(Collected data entries)
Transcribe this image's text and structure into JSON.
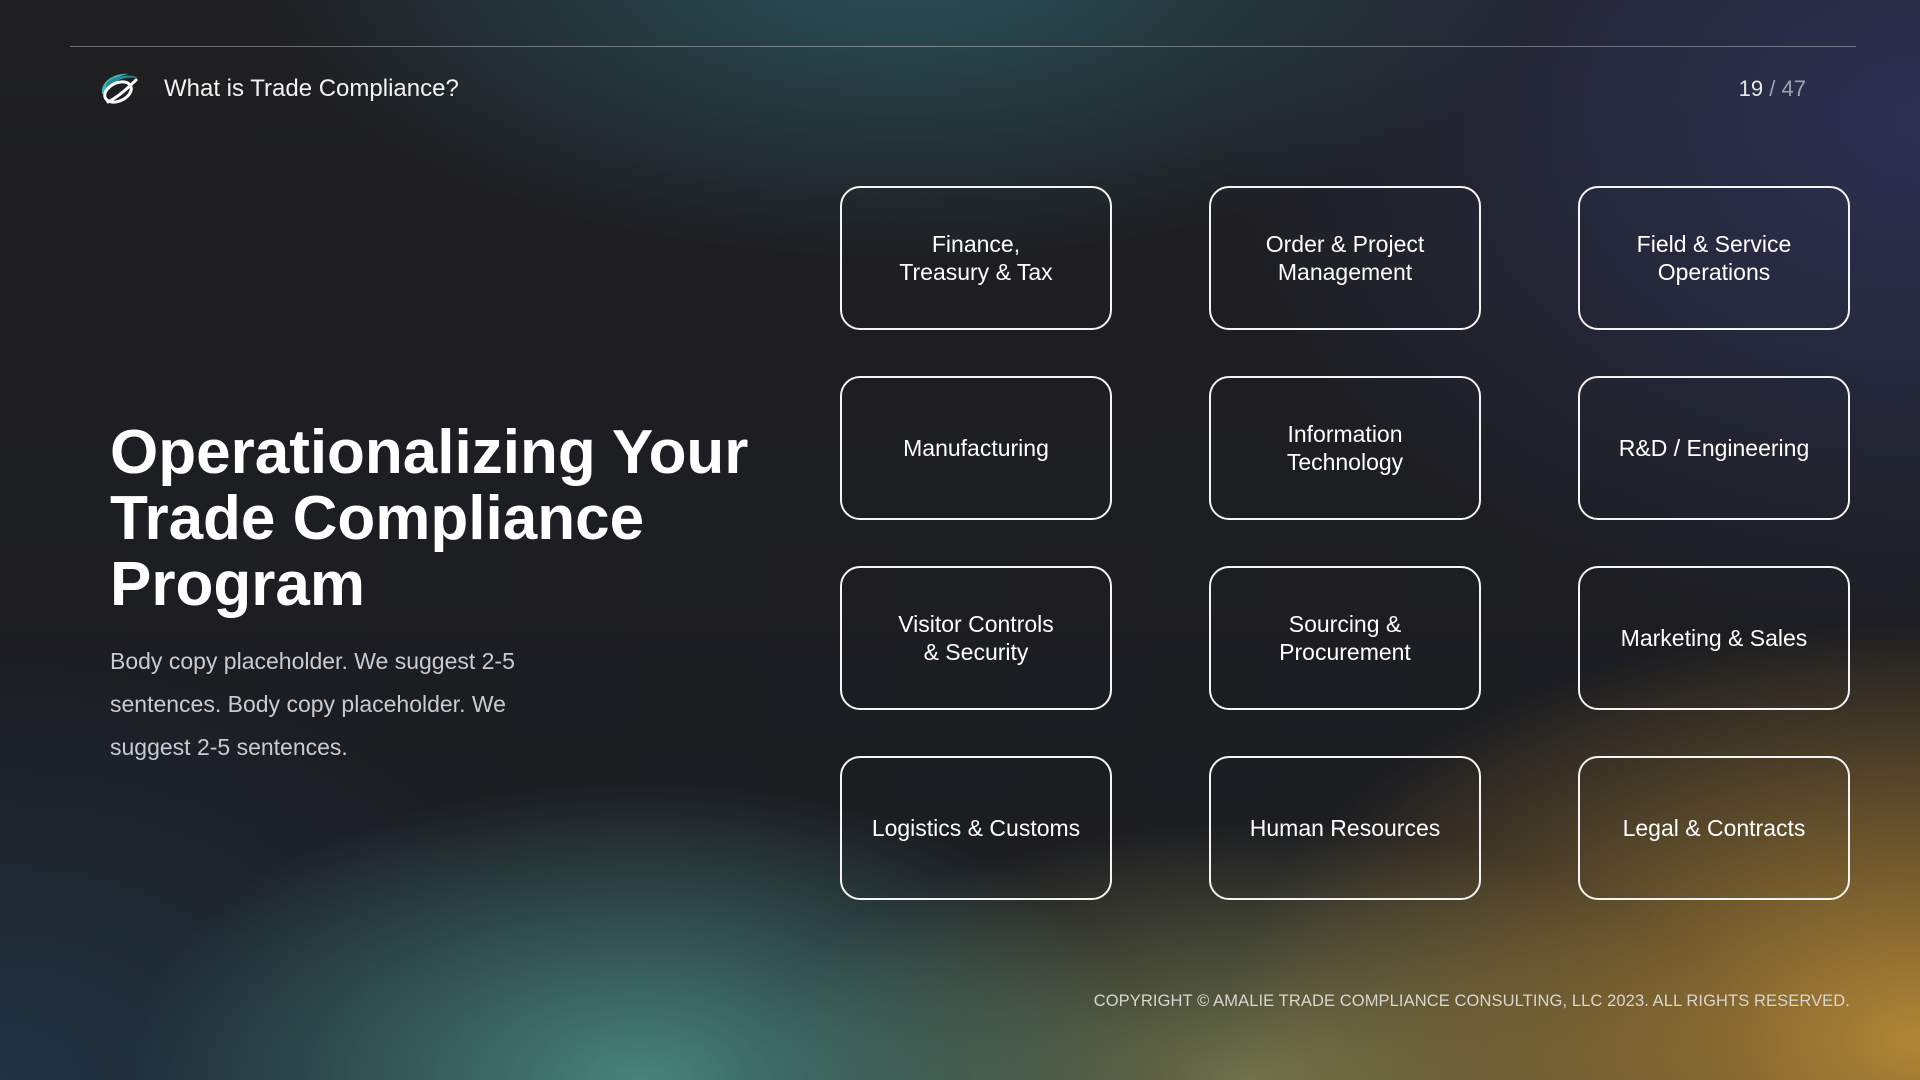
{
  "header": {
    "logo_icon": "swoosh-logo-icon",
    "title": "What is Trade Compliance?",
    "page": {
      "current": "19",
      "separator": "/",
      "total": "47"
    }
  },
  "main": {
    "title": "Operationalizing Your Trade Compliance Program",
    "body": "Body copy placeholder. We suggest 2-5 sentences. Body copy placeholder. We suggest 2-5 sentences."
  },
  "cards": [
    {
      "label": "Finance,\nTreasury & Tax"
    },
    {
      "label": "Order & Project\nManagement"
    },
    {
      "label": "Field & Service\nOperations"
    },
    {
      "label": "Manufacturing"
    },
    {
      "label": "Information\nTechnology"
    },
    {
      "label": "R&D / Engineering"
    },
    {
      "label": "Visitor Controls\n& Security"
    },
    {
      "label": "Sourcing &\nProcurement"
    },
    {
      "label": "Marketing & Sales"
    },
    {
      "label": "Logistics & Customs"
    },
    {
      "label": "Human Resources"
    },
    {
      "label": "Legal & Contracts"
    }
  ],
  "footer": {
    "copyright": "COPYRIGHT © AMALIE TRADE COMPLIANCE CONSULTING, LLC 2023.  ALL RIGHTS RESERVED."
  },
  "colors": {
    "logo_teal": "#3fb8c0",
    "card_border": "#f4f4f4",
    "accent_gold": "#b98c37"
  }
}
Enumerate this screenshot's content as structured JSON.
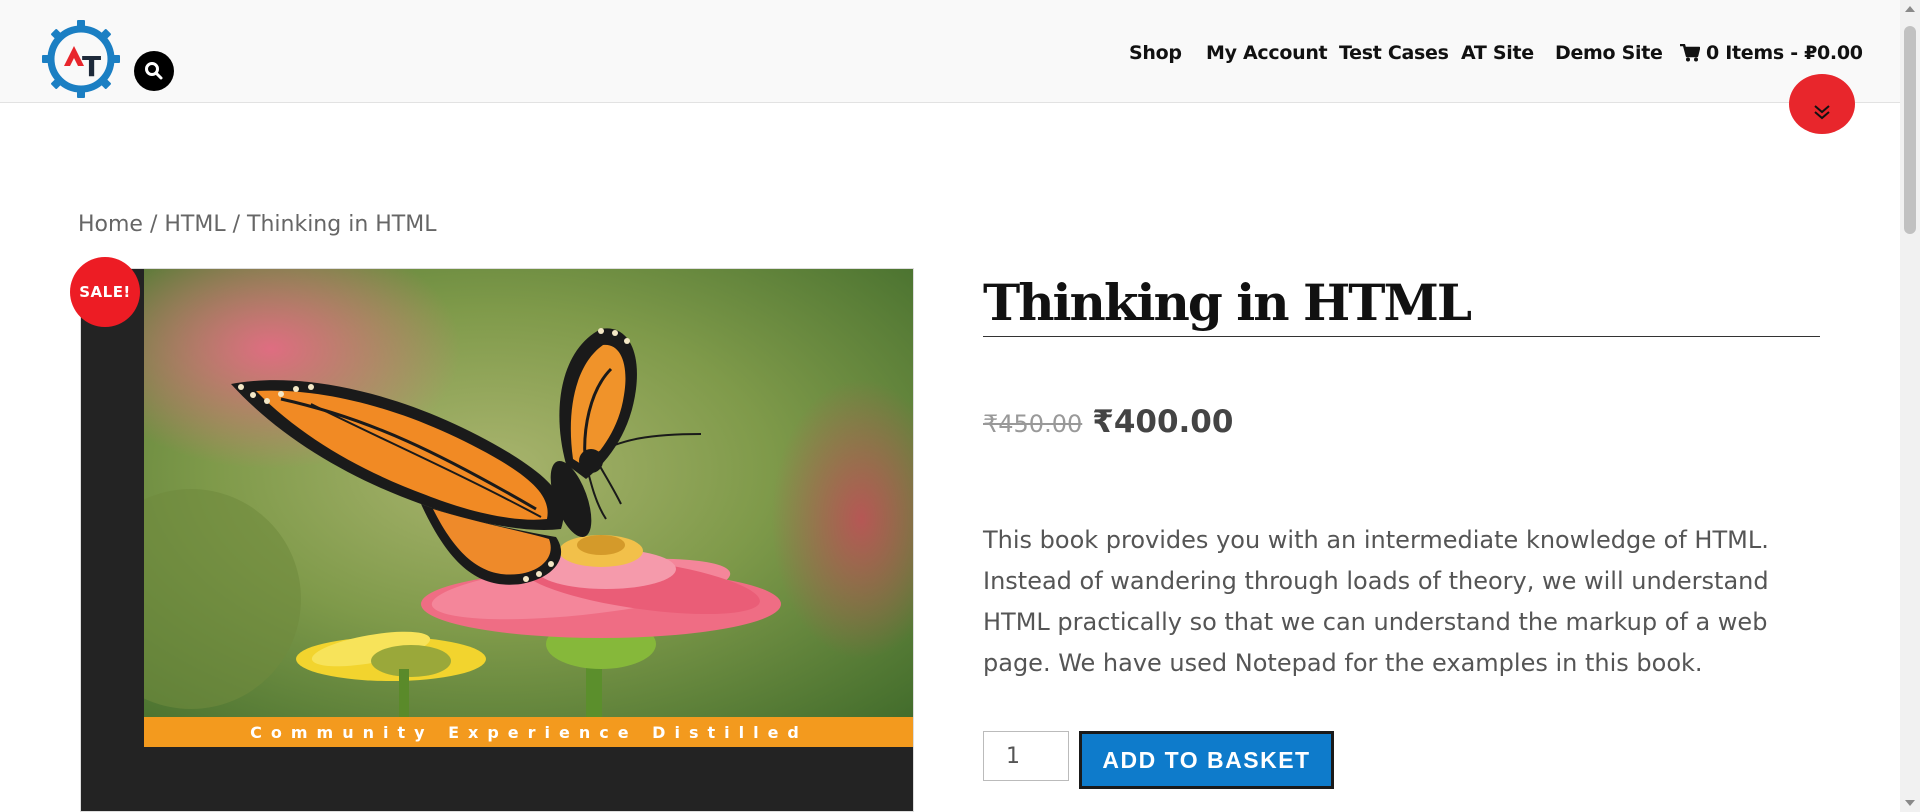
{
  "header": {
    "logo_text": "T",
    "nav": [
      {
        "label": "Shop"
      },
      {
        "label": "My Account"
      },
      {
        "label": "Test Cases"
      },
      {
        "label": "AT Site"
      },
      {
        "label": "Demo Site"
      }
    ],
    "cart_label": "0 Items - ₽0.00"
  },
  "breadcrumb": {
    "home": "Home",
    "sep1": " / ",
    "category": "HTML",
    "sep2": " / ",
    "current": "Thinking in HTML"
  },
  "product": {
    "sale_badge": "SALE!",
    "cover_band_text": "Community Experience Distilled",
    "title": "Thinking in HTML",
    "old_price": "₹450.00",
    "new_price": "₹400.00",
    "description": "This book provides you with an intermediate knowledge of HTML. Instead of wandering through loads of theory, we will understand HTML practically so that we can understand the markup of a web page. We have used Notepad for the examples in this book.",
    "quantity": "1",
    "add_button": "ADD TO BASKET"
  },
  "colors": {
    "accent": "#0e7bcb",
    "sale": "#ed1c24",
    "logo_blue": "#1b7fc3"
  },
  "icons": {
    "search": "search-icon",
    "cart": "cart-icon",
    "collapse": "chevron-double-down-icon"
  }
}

Problem to solve:
Copy out every line that includes the word "current".

Solution below:
      "current": "19",
    "current": "Thinking in HTML"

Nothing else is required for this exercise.